» **What is required**
Update the entries from the start through the line that contains "lower-ci-line — [71, 322, 437, 351]", inclusive, writing "x-axis-label" wherever "x-tick-label" appears and leaving everything else unchanged.

[Stored items from a collection]
╭──

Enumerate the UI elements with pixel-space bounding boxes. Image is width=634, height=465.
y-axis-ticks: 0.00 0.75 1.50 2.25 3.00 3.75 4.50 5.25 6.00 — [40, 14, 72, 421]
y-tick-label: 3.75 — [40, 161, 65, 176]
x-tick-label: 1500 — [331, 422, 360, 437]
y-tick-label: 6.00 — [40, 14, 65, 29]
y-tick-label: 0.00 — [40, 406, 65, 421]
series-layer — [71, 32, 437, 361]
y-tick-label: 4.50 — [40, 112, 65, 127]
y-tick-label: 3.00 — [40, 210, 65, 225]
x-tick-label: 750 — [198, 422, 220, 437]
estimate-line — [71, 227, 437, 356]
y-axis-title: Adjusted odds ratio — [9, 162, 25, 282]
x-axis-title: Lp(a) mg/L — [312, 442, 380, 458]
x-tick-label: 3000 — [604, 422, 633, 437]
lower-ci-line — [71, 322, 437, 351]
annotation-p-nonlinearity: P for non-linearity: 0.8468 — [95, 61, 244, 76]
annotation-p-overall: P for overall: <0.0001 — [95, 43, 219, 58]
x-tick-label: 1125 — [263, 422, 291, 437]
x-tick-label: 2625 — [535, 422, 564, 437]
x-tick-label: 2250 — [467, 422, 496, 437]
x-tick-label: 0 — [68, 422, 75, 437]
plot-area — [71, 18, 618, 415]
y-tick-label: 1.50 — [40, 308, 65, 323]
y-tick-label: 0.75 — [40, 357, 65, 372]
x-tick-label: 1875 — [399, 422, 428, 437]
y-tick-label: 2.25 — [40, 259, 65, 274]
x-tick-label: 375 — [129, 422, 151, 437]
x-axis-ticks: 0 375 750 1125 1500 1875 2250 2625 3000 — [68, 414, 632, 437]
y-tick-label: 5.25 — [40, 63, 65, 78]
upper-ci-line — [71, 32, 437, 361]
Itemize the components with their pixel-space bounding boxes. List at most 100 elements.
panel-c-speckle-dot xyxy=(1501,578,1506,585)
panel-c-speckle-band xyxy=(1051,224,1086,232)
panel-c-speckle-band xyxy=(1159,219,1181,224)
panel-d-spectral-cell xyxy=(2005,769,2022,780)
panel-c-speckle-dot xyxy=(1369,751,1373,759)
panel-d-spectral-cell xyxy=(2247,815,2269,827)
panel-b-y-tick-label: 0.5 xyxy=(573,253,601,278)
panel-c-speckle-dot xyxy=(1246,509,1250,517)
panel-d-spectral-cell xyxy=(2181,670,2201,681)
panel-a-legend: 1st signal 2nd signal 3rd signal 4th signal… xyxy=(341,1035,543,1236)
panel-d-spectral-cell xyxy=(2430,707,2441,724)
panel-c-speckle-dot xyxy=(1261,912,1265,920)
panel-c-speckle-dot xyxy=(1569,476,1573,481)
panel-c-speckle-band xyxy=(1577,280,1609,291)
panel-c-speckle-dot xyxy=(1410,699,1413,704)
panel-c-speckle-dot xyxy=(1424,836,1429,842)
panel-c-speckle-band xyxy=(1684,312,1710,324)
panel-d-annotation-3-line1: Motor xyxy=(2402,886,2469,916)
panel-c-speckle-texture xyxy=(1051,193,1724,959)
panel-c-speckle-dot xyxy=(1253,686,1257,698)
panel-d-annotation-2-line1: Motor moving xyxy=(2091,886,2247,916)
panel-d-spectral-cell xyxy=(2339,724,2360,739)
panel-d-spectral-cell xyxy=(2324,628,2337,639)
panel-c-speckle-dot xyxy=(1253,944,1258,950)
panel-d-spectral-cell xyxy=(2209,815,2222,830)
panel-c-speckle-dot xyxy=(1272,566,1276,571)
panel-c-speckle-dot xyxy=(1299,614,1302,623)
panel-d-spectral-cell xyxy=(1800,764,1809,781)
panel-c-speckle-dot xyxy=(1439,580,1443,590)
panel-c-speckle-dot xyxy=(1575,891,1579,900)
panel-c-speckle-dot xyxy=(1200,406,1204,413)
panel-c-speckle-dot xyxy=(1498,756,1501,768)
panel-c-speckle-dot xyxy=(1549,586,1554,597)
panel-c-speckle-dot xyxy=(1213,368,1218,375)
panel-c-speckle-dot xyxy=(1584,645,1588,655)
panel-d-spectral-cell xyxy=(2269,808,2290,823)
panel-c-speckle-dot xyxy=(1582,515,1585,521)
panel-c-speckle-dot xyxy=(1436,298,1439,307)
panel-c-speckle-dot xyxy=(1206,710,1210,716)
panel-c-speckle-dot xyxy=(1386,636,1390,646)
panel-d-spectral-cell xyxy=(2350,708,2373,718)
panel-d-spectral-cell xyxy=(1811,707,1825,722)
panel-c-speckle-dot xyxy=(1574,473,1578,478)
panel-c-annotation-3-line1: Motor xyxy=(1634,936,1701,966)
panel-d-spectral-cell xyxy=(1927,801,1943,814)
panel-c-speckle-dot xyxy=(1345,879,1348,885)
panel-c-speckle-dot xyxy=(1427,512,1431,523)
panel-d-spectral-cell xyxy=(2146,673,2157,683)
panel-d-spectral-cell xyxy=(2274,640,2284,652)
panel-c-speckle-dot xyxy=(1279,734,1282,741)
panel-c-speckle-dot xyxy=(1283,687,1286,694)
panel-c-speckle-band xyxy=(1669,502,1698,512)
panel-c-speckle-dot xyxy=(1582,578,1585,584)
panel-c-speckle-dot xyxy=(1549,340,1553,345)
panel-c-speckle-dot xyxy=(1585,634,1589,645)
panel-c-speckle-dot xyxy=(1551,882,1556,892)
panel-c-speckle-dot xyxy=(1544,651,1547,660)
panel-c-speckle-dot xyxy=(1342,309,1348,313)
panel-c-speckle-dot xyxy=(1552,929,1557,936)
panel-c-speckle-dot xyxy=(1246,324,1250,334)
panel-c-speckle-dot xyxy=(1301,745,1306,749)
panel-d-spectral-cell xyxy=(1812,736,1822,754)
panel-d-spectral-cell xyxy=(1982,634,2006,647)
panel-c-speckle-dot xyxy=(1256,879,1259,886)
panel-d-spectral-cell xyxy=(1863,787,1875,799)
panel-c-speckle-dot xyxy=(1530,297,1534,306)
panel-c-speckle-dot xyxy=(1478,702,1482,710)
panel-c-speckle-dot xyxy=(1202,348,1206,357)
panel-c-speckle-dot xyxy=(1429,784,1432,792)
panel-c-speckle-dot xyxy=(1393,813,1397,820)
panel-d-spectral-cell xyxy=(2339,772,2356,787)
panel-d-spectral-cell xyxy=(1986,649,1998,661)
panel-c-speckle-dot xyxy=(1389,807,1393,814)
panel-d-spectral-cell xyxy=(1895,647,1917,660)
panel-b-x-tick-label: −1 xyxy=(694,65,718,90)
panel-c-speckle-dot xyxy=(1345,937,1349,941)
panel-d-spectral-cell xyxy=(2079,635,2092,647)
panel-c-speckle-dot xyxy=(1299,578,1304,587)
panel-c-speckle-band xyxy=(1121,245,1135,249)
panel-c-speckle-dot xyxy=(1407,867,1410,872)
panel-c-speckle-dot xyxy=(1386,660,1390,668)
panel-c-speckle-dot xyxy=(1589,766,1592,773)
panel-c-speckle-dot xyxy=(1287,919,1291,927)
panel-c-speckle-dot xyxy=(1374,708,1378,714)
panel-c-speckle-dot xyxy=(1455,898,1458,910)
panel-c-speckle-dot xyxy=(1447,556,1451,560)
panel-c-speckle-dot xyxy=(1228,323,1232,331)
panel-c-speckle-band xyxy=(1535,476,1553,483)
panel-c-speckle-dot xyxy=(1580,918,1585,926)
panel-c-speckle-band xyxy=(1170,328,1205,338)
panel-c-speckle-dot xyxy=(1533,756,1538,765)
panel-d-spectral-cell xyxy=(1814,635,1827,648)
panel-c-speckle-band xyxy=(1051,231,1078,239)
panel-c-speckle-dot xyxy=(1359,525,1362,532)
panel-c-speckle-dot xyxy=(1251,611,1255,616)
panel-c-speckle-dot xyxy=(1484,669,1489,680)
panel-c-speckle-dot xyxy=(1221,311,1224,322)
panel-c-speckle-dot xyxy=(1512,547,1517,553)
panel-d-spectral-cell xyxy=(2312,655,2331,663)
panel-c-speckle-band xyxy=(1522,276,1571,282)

╰──

» **Answer to this task**
Enumerate the UI elements with pixel-space bounding boxes. Image is width=634, height=465.
y-axis-ticks: 0.00 0.75 1.50 2.25 3.00 3.75 4.50 5.25 6.00 — [40, 14, 72, 421]
y-tick-label: 3.75 — [40, 161, 65, 176]
x-axis-label: 1500 — [331, 422, 360, 437]
y-tick-label: 6.00 — [40, 14, 65, 29]
y-tick-label: 0.00 — [40, 406, 65, 421]
series-layer — [71, 32, 437, 361]
y-tick-label: 4.50 — [40, 112, 65, 127]
y-tick-label: 3.00 — [40, 210, 65, 225]
x-axis-label: 750 — [198, 422, 220, 437]
estimate-line — [71, 227, 437, 356]
y-axis-title: Adjusted odds ratio — [9, 162, 25, 282]
x-axis-title: Lp(a) mg/L — [312, 442, 380, 458]
x-axis-label: 3000 — [604, 422, 633, 437]
lower-ci-line — [71, 322, 437, 351]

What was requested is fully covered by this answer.